[START DATASET ENTRIES]
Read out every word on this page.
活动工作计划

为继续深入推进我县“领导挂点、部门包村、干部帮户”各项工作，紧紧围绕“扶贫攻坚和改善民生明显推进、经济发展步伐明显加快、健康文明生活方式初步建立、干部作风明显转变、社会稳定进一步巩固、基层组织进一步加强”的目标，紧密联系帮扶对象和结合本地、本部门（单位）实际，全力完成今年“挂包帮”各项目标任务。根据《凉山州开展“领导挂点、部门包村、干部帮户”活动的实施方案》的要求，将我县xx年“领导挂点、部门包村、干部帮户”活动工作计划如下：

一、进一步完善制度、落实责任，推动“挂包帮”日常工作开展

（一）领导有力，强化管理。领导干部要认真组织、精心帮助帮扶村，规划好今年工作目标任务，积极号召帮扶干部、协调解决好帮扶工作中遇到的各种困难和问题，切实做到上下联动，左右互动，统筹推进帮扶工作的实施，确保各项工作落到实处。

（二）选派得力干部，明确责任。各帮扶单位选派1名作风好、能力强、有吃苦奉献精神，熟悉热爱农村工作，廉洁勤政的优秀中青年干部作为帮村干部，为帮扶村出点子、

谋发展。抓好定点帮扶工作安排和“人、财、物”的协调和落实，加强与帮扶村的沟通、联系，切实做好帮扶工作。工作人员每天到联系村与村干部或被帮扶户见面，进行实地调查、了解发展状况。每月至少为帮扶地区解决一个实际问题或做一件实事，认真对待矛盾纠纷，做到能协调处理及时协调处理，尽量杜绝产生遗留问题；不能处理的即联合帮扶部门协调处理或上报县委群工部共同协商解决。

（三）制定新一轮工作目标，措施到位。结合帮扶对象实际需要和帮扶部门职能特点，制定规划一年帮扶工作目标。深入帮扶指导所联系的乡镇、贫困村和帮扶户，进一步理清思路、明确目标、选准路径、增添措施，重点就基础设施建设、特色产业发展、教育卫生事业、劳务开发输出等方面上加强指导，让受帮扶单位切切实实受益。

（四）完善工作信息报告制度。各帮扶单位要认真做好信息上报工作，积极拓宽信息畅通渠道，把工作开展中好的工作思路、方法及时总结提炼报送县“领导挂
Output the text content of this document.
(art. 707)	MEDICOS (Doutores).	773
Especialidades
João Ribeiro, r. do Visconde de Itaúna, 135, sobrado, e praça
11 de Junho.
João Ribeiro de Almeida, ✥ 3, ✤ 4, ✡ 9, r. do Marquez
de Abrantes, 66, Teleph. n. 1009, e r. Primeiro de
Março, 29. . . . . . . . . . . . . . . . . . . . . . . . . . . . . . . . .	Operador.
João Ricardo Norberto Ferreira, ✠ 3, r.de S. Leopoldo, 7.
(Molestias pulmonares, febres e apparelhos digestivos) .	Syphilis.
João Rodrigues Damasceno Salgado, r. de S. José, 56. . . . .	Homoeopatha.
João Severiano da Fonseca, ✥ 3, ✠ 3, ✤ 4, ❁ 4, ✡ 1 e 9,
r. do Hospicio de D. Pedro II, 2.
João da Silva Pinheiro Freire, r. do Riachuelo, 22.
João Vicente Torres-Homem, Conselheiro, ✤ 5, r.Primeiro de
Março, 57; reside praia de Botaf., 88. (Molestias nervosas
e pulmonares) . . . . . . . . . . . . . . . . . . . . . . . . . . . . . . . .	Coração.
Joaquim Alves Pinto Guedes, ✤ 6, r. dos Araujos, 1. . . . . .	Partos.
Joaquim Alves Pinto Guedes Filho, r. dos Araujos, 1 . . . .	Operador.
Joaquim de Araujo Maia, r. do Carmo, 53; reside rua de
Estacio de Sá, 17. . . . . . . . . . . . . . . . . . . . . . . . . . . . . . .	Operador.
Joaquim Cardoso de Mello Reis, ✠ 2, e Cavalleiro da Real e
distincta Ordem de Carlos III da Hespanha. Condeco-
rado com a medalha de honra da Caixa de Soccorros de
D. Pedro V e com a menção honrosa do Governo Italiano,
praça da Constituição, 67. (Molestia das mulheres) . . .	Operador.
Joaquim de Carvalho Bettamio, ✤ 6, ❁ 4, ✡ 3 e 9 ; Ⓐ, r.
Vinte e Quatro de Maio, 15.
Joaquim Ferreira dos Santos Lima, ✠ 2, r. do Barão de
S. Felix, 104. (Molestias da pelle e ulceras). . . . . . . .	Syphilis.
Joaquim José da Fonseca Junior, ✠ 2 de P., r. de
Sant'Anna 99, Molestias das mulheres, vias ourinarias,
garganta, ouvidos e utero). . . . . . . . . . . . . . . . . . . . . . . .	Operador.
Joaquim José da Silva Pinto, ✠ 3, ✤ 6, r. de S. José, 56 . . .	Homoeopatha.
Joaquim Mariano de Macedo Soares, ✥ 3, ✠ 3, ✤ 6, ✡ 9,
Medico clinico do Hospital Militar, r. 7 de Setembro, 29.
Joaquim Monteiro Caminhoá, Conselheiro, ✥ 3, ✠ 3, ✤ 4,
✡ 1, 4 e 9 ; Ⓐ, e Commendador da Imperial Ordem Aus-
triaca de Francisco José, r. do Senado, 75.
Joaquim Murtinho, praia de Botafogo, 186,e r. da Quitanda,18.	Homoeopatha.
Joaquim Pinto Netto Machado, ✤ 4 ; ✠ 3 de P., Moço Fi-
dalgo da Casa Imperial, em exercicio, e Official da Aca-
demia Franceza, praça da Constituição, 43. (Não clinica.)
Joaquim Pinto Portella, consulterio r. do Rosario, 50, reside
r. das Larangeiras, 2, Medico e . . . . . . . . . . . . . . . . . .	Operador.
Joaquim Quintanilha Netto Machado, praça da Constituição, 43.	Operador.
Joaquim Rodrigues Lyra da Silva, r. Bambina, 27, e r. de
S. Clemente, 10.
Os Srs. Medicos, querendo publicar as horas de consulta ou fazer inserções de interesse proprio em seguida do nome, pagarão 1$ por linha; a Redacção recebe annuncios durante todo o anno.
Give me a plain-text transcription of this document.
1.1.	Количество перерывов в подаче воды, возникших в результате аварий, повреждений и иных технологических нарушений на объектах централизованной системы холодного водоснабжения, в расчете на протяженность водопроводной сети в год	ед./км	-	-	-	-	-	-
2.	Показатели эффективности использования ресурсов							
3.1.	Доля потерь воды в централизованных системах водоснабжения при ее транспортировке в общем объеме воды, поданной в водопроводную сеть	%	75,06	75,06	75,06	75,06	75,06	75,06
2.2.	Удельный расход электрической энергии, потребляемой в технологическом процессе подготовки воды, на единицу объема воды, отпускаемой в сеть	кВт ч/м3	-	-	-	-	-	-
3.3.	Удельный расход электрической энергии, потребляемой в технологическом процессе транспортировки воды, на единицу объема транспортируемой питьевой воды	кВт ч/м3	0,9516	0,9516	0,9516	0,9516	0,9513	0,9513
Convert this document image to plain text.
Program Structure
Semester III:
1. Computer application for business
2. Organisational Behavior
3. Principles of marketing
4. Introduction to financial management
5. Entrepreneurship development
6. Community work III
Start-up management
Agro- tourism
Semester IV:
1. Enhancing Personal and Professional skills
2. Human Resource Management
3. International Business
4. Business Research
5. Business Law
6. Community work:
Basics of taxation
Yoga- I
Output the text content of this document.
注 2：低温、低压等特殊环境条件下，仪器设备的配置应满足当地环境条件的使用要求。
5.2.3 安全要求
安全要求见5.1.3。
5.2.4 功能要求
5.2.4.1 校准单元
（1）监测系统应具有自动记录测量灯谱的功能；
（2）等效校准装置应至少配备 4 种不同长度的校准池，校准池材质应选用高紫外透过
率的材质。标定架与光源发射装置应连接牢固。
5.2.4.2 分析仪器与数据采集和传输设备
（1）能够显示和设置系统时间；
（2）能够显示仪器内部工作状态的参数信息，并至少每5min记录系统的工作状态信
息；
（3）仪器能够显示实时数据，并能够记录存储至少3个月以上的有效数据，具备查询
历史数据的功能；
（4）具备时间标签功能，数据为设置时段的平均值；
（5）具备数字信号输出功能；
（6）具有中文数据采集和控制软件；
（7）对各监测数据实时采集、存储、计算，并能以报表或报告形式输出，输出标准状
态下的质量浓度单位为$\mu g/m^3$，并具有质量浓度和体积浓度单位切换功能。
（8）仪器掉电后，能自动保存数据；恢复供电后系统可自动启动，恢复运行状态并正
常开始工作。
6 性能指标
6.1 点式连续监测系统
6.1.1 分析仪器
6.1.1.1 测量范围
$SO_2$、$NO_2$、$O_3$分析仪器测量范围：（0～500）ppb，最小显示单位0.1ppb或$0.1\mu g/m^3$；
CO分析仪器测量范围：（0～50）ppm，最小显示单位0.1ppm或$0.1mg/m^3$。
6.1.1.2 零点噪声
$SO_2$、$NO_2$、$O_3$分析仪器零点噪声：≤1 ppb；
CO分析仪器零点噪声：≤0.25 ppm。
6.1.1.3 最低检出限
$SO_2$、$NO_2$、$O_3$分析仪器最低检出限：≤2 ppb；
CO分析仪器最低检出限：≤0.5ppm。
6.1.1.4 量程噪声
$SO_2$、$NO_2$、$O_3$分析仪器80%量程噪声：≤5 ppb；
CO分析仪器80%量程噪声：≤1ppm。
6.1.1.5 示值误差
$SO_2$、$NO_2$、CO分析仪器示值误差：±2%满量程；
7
[END DATASET ENTRIES]
• SET TASK: For the string "сеть", count the lines of the entries above that include it; answer with the number only.

• EXERCISE SOLUTION: 2